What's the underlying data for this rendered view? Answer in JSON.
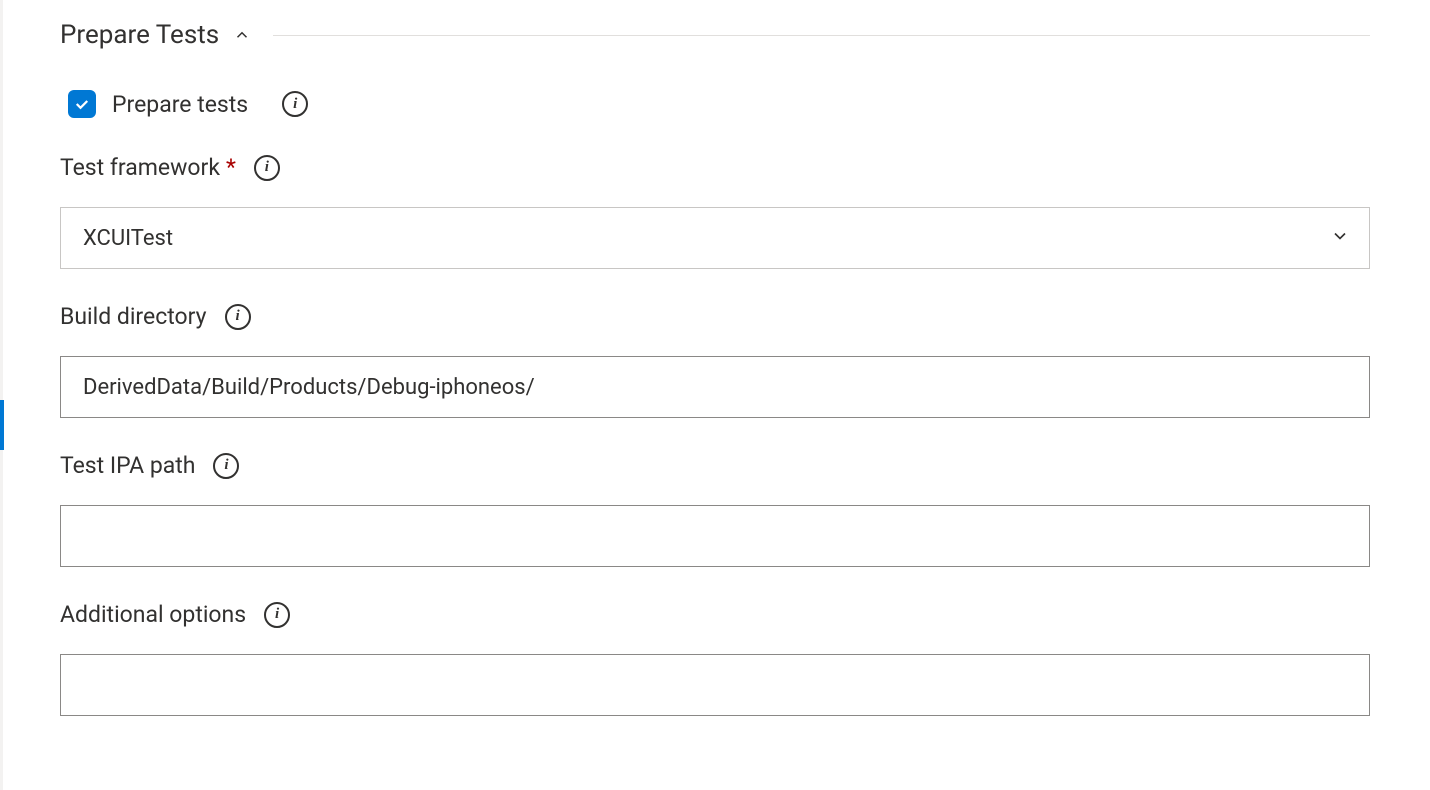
{
  "section": {
    "title": "Prepare Tests"
  },
  "checkbox": {
    "label": "Prepare tests",
    "checked": true
  },
  "fields": {
    "test_framework": {
      "label": "Test framework",
      "required": true,
      "value": "XCUITest"
    },
    "build_directory": {
      "label": "Build directory",
      "value": "DerivedData/Build/Products/Debug-iphoneos/"
    },
    "test_ipa_path": {
      "label": "Test IPA path",
      "value": ""
    },
    "additional_options": {
      "label": "Additional options",
      "value": ""
    }
  }
}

- [TASK GOAL]
Gather each line of the listing containing the word "label" and show it.

- [FINISHED ANSWER]
    "label": "Prepare tests",
      "label": "Test framework",
      "label": "Build directory",
      "label": "Test IPA path",
      "label": "Additional options",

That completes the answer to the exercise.